Recast the lines of the records, starting at the line containing "dictionary-name: Tuttle Kanji Dictionary" and ending at the line containing "save-icon[interactable] [158, 18, 176, 36]", as a JSON list of strings with one string per line, leaving out blank lines.
--- start of INFORMATION SHOWN ---
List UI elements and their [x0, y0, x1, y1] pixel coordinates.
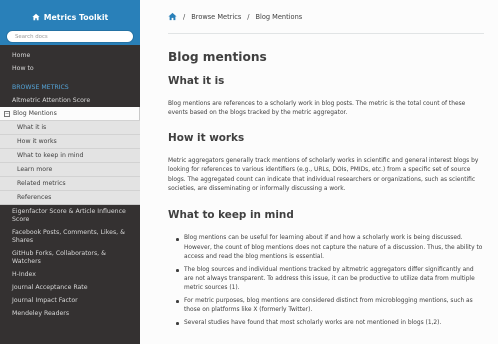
sidebar-nav: Home How to BROWSE METRICS Altmetric Att… [0, 45, 140, 320]
list-item: Blog mentions can be useful for learning… [176, 234, 484, 262]
section-text-what-it-is: Blog mentions are references to a schola… [168, 101, 466, 117]
collapse-toggle-icon[interactable]: − [4, 110, 10, 117]
search-input[interactable] [15, 31, 133, 42]
site-title-link[interactable]: Metrics Toolkit [32, 12, 109, 23]
breadcrumb: / Browse Metrics / Blog Mentions [168, 0, 484, 34]
list-item: Several studies have found that most sch… [176, 319, 484, 328]
nav-subitem-how-it-works[interactable]: How it works [0, 134, 140, 148]
breadcrumb-separator: / [247, 12, 250, 21]
nav-item-eigenfactor[interactable]: Eigenfactor Score & Article Influence Sc… [0, 205, 140, 226]
list-item: For metric purposes, blog mentions are c… [176, 297, 484, 316]
nav-item-altmetric[interactable]: Altmetric Attention Score [0, 94, 140, 107]
nav-subitem-related-metrics[interactable]: Related metrics [0, 176, 140, 190]
nav-subitem-learn-more[interactable]: Learn more [0, 162, 140, 176]
main-content: / Browse Metrics / Blog Mentions Blog me… [140, 0, 498, 344]
nav-item-mendeley[interactable]: Mendeley Readers [0, 307, 140, 320]
breadcrumb-current: Blog Mentions [255, 12, 303, 21]
nav-subitem-references[interactable]: References [0, 190, 140, 205]
sidebar: Metrics Toolkit Home How to BROWSE METRI… [0, 0, 140, 344]
nav-item-blog-mentions[interactable]: − Blog Mentions [0, 107, 140, 120]
section-text-how-it-works: Metric aggregators generally track menti… [168, 157, 479, 193]
nav-item-h-index[interactable]: H-Index [0, 268, 140, 281]
section-heading-what-it-is: What it is [168, 75, 225, 87]
nav-item-facebook[interactable]: Facebook Posts, Comments, Likes, & Share… [0, 226, 140, 247]
home-icon[interactable] [168, 12, 177, 21]
keep-in-mind-list: Blog mentions can be useful for learning… [168, 234, 484, 328]
home-icon [32, 13, 40, 21]
breadcrumb-browse-metrics[interactable]: Browse Metrics [191, 13, 241, 21]
list-item: The blog sources and individual mentions… [176, 266, 484, 294]
sidebar-brand: Metrics Toolkit [0, 0, 140, 45]
nav-item-acceptance-rate[interactable]: Journal Acceptance Rate [0, 281, 140, 294]
nav-item-impact-factor[interactable]: Journal Impact Factor [0, 294, 140, 307]
section-heading-keep-in-mind: What to keep in mind [168, 209, 294, 222]
nav-subitem-keep-in-mind[interactable]: What to keep in mind [0, 148, 140, 162]
search-box[interactable] [6, 30, 134, 43]
section-heading-how-it-works: How it works [168, 131, 245, 144]
nav-current-label: Blog Mentions [13, 110, 57, 117]
nav-item-how-to[interactable]: How to [0, 62, 140, 75]
nav-item-home[interactable]: Home [0, 49, 140, 62]
nav-item-github[interactable]: GitHub Forks, Collaborators, & Watchers [0, 247, 140, 268]
site-title: Metrics Toolkit [43, 12, 109, 22]
breadcrumb-separator: / [183, 12, 186, 21]
page-title: Blog mentions [168, 50, 267, 64]
nav-subitem-what-it-is[interactable]: What it is [0, 120, 140, 134]
nav-caption: BROWSE METRICS [12, 84, 69, 91]
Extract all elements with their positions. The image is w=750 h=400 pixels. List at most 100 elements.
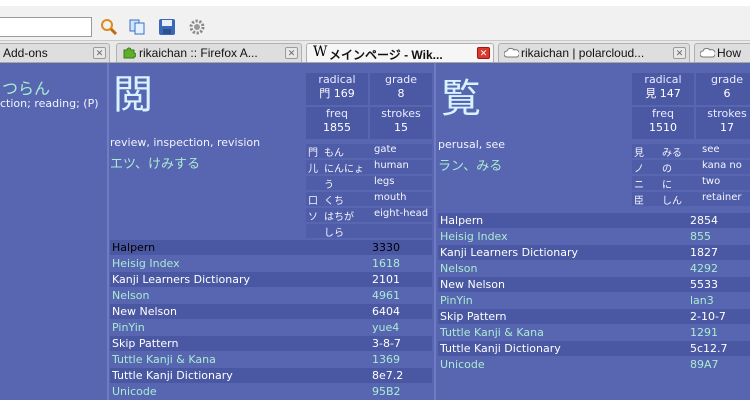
dictionary-name: Tuttle Kanji Dictionary [112, 369, 233, 382]
part-meaning: see [702, 144, 720, 155]
dictionary-value: 1827 [690, 246, 718, 259]
radical-cell: radical 見 147 [632, 73, 694, 105]
grade-value: 8 [397, 87, 405, 100]
dictionary-row: Nelson 4292 [438, 261, 750, 276]
part-kanji: ソ [308, 212, 318, 223]
dictionary-name: New Nelson [440, 278, 505, 291]
close-icon[interactable]: ✕ [477, 47, 490, 59]
kanji-part-row: う legs [306, 176, 432, 191]
close-icon[interactable]: ✕ [673, 47, 686, 59]
kanji-part-row: 門 もん gate [306, 144, 432, 159]
dictionary-value: 3330 [372, 241, 400, 254]
kanji-part-row: ソ はちが eight-head [306, 208, 432, 223]
part-meaning: retainer [702, 192, 742, 203]
dictionary-row: Kanji Learners Dictionary 2101 [110, 272, 432, 287]
word-reading: つらん [2, 79, 51, 98]
radical-cell: radical 門 169 [306, 73, 368, 105]
dictionary-row: Tuttle Kanji & Kana 1369 [110, 352, 432, 367]
tab-rikaichan-addons[interactable]: rikaichan :: Firefox A... ✕ [116, 43, 302, 62]
dictionary-value: 5533 [690, 278, 718, 291]
strokes-cell: strokes 15 [370, 107, 432, 139]
dictionary-name: Nelson [440, 262, 478, 275]
dictionary-name: Skip Pattern [112, 337, 179, 350]
kanji-meaning: review, inspection, revision [110, 136, 261, 149]
kanji-reading: エツ、けみする [110, 157, 200, 172]
gear-icon[interactable] [188, 18, 206, 36]
freq-cell: freq 1510 [632, 107, 694, 139]
dictionary-value: 2854 [690, 214, 718, 227]
dictionary-row: Skip Pattern 3-8-7 [110, 336, 432, 351]
part-reading: はちが [324, 212, 354, 223]
radical-value: 門 169 [319, 87, 355, 100]
kanji-part-row: ノ の kana no [632, 160, 750, 175]
tab-add-ons[interactable]: Add-ons ✕ [0, 43, 110, 62]
tab-strip: Add-ons ✕ rikaichan :: Firefox A... ✕ W … [0, 40, 750, 63]
save-icon[interactable] [158, 18, 176, 36]
kanji-part-row: 口 くち mouth [306, 192, 432, 207]
part-meaning: two [702, 176, 721, 187]
grade-cell: grade 6 [696, 73, 750, 105]
freq-label: freq [652, 107, 674, 120]
tab-label: rikaichan :: Firefox A... [139, 46, 258, 60]
dictionary-value: 855 [690, 230, 711, 243]
tab-rikaichan-polarcloud[interactable]: rikaichan | polarcloud... ✕ [498, 43, 690, 62]
dictionary-value: 1618 [372, 257, 400, 270]
dictionary-value: 89A7 [690, 358, 719, 371]
part-meaning: eight-head [374, 208, 429, 219]
kanji-meaning: perusal, see [438, 138, 506, 151]
tab-wikipedia[interactable]: W メインページ - Wik... ✕ [306, 43, 494, 62]
part-kanji: 儿 [308, 164, 318, 175]
grade-value: 6 [723, 87, 731, 100]
divider [434, 63, 436, 400]
strokes-value: 15 [394, 121, 408, 134]
part-reading: に [662, 180, 672, 191]
kanji-part-row: ニ に two [632, 176, 750, 191]
tab-label: How [717, 46, 742, 60]
search-icon[interactable] [100, 18, 118, 36]
part-reading: しん [662, 196, 682, 207]
dictionary-row: Halpern 2854 [438, 213, 750, 228]
dictionary-value: 6404 [372, 305, 400, 318]
strokes-label: strokes [381, 107, 421, 120]
search-input[interactable] [0, 17, 92, 37]
copy-icon[interactable] [128, 18, 146, 36]
dictionary-row: Kanji Learners Dictionary 1827 [438, 245, 750, 260]
dictionary-name: Halpern [112, 241, 156, 254]
dictionary-row: Halpern 3330 [110, 240, 432, 255]
tab-label: Add-ons [3, 46, 48, 60]
part-kanji: 臣 [634, 196, 644, 207]
tab-label: メインページ - Wik... [329, 48, 443, 62]
dictionary-name: Unicode [440, 358, 485, 371]
dictionary-row: Nelson 4961 [110, 288, 432, 303]
dictionary-row: Skip Pattern 2-10-7 [438, 309, 750, 324]
dictionary-row: Unicode 95B2 [110, 384, 432, 399]
dictionary-name: Kanji Learners Dictionary [440, 246, 579, 259]
dictionary-value: yue4 [372, 321, 400, 334]
tab-how[interactable]: How [694, 43, 750, 62]
dictionary-name: Tuttle Kanji & Kana [440, 326, 544, 339]
part-reading: くち [324, 196, 344, 207]
dictionary-name: Unicode [112, 385, 157, 398]
freq-cell: freq 1855 [306, 107, 368, 139]
dictionary-row: Tuttle Kanji Dictionary 8e7.2 [110, 368, 432, 383]
part-reading: にんにょ [324, 164, 364, 175]
freq-label: freq [326, 107, 348, 120]
close-icon[interactable]: ✕ [285, 47, 298, 59]
part-meaning: legs [374, 176, 395, 187]
dictionary-row: New Nelson 5533 [438, 277, 750, 292]
part-meaning: human [374, 160, 409, 171]
close-icon[interactable]: ✕ [93, 47, 106, 59]
word-meaning: ction; reading; (P) [0, 97, 99, 110]
dictionary-row: PinYin yue4 [110, 320, 432, 335]
dictionary-name: New Nelson [112, 305, 177, 318]
dictionary-name: Halpern [440, 214, 484, 227]
dictionary-name: Tuttle Kanji & Kana [112, 353, 216, 366]
dictionary-value: 2101 [372, 273, 400, 286]
dictionary-name: Heisig Index [440, 230, 508, 243]
dictionary-row: New Nelson 6404 [110, 304, 432, 319]
dictionary-value: 1369 [372, 353, 400, 366]
grade-cell: grade 8 [370, 73, 432, 105]
cloud-icon [503, 47, 520, 58]
divider [107, 63, 109, 400]
part-reading: の [662, 164, 672, 175]
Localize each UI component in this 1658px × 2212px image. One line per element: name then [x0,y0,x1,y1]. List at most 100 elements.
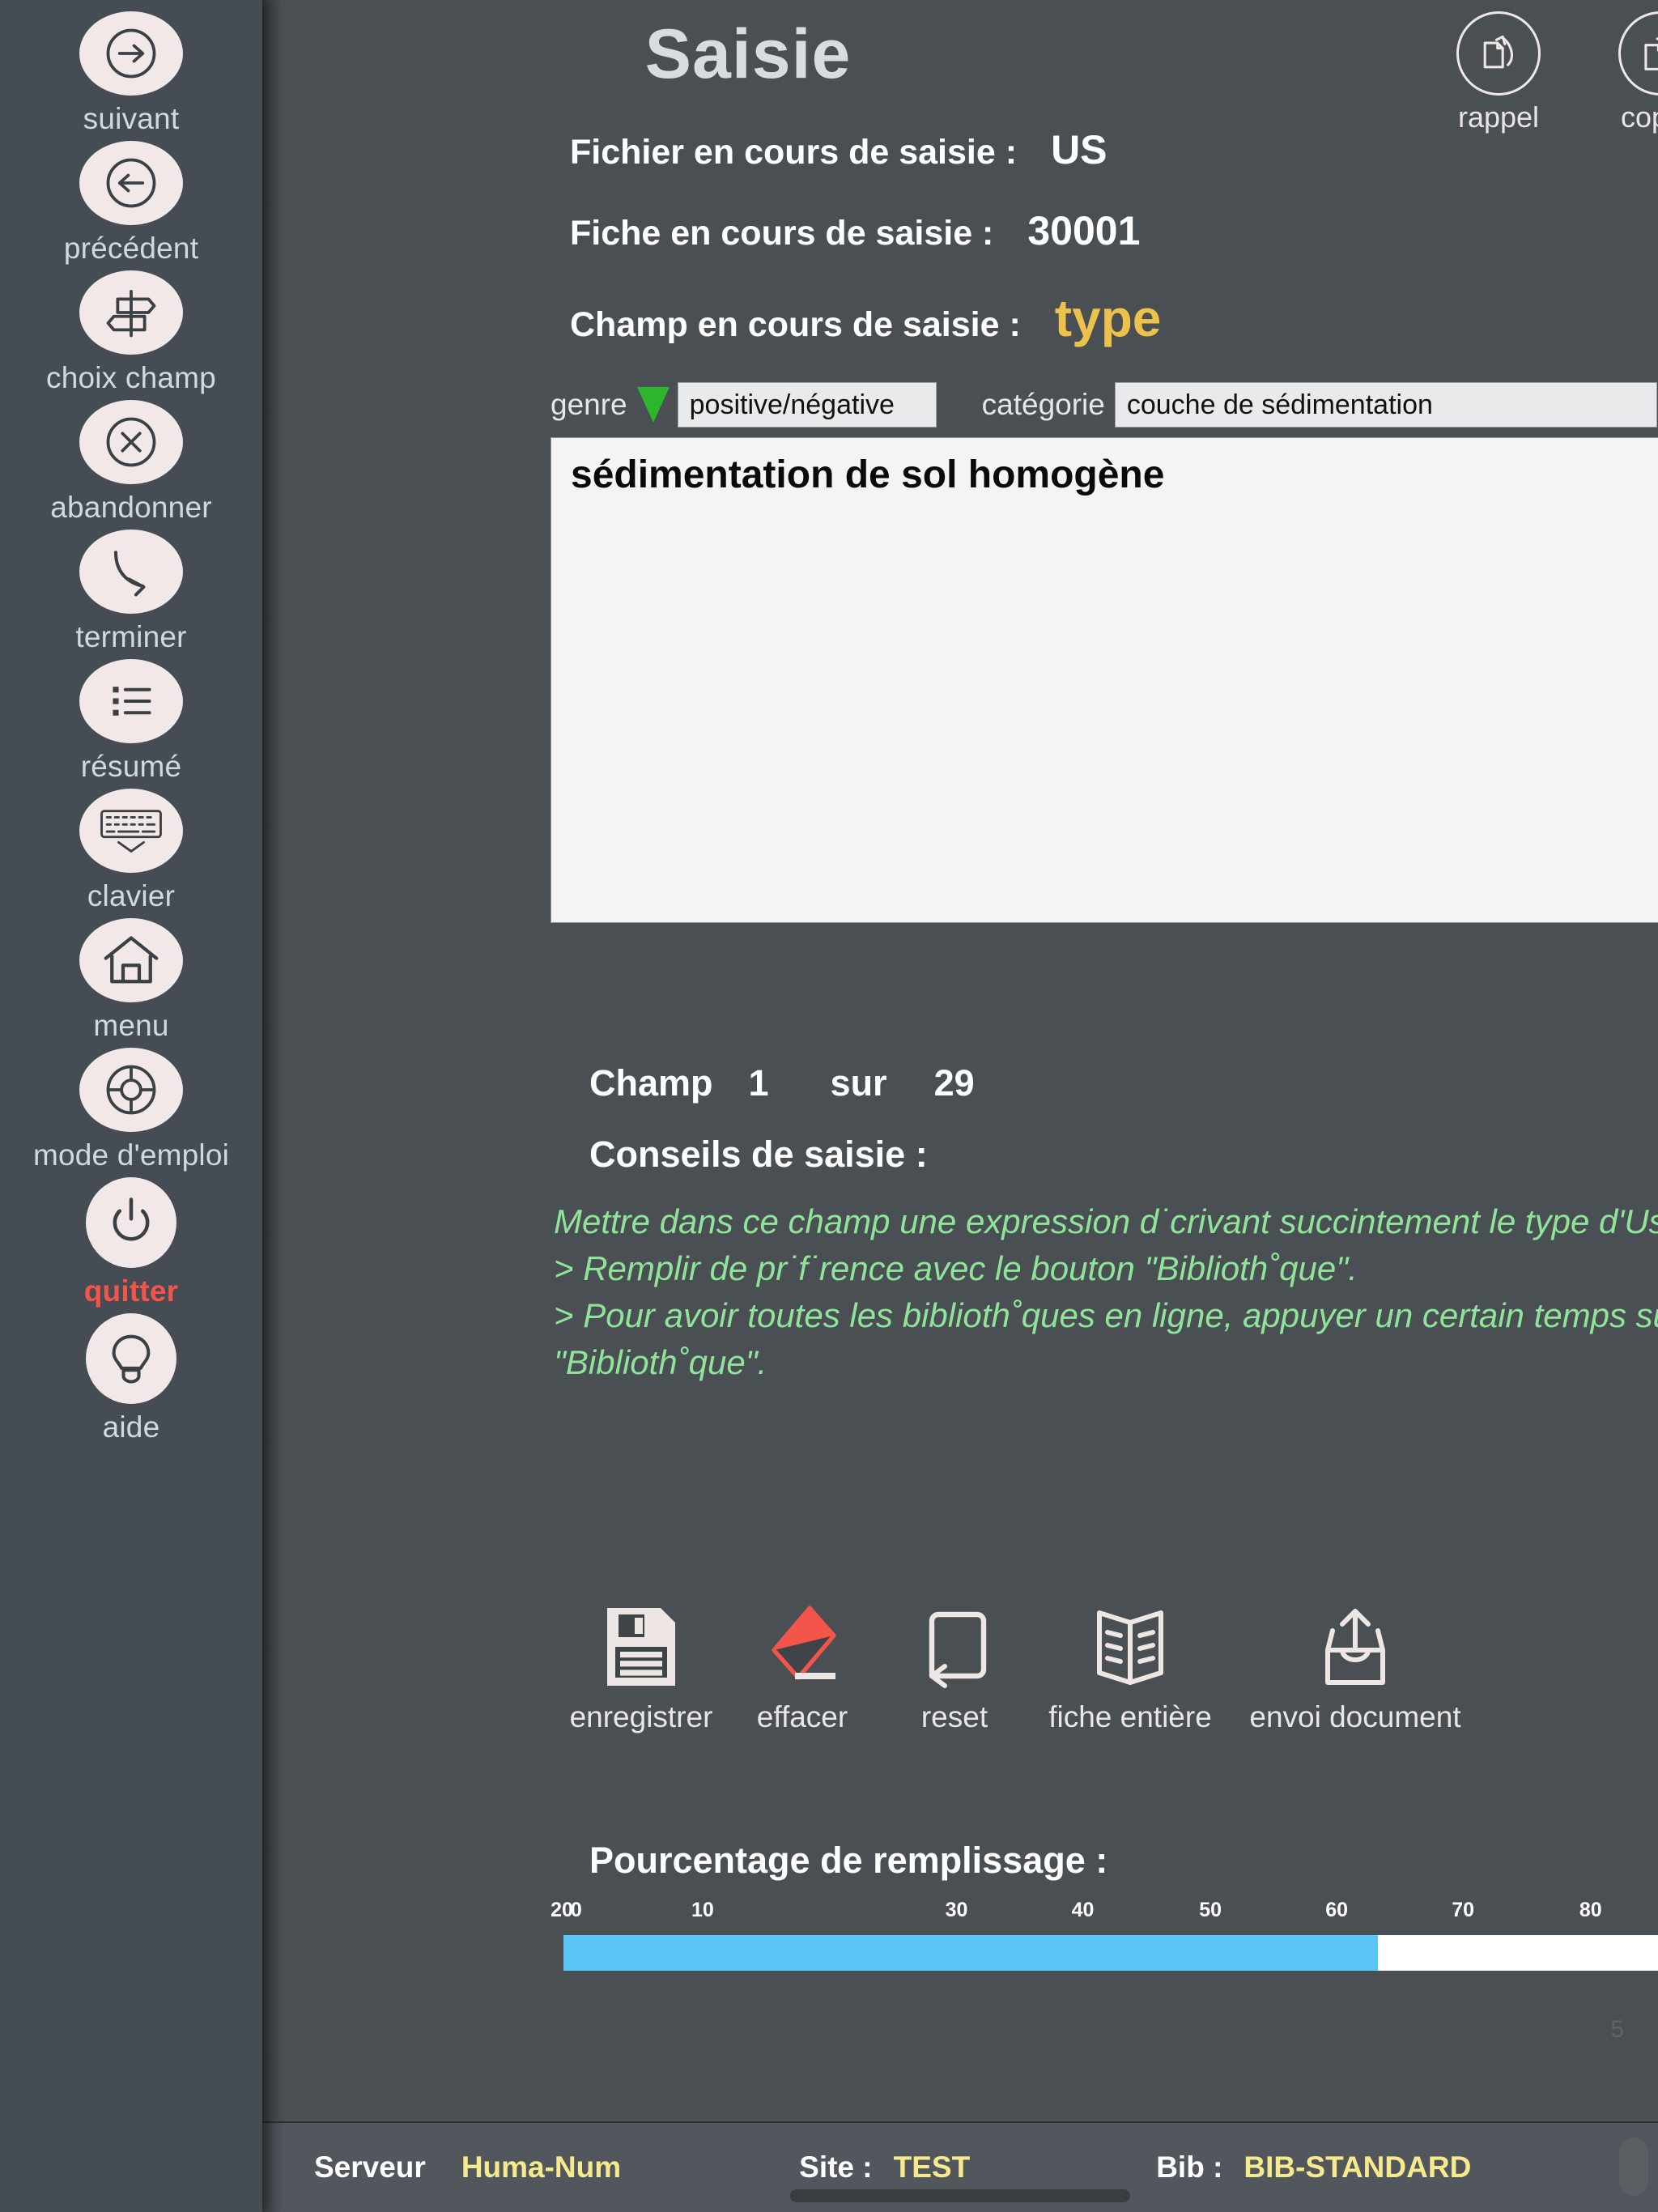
--- end of INFORMATION SHOWN ---
▸ TASK OUTPUT
[
  "dictionary-name: Tuttle Kanji Dictionary [112, 369, 233, 382]",
  "part-meaning: see [702, 144, 720, 155]",
  "dictionary-value: 1827 [690, 246, 718, 259]",
  "radical-cell: radical 見 147 [632, 73, 694, 105]",
  "grade-value: 8 [397, 87, 405, 100]",
  "dictionary-row: Nelson 4292 [438, 261, 750, 276]",
  "part-kanji: ソ [308, 212, 318, 223]",
  "dictionary-name: New Nelson [440, 278, 505, 291]",
  "close-icon[interactable]: ✕ [477, 47, 490, 59]",
  "kanji-part-row: う legs [306, 176, 432, 191]",
  "close-icon[interactable]: ✕ [673, 47, 686, 59]",
  "kanji-part-row: 門 もん gate [306, 144, 432, 159]",
  "dictionary-value: 3330 [372, 241, 400, 254]",
  "kanji-part-row: ソ はちが eight-head [306, 208, 432, 223]",
  "part-meaning: retainer [702, 192, 742, 203]",
  "dictionary-row: Kanji Learners Dictionary 2101 [110, 272, 432, 287]",
  "word-reading: つらん [2, 79, 51, 98]",
  "radical-cell: radical 門 169 [306, 73, 368, 105]",
  "dictionary-row: Tuttle Kanji & Kana 1369 [110, 352, 432, 367]",
  "tab-rikaichan-addons[interactable]: rikaichan :: Firefox A... ✕ [116, 43, 302, 62]",
  "dictionary-value: 5533 [690, 278, 718, 291]",
  "strokes-cell: strokes 15 [370, 107, 432, 139]",
  "dictionary-name: Nelson [440, 262, 478, 275]",
  "dictionary-name: Skip Pattern [112, 337, 179, 350]",
  "kanji-meaning: review, inspection, revision [110, 136, 261, 149]",
  "kanji-reading: エツ、けみする [110, 157, 200, 172]",
  "gear-icon[interactable] [188, 18, 206, 36]",
  "freq-cell: freq 1510 [632, 107, 694, 139]",
  "dictionary-value: 2854 [690, 214, 718, 227]",
  "dictionary-row: Skip Pattern 3-8-7 [110, 336, 432, 351]",
  "part-reading: はちが [324, 212, 354, 223]",
  "radical-value: 門 169 [319, 87, 355, 100]",
  "kanji-part-row: ノ の kana no [632, 160, 750, 175]",
  "tab-add-ons[interactable]: Add-ons ✕ [0, 43, 110, 62]",
  "tab-strip: Add-ons ✕ rikaichan :: Firefox A... ✕ W … [0, 40, 750, 63]",
  "save-icon[interactable] [158, 18, 176, 36]"
]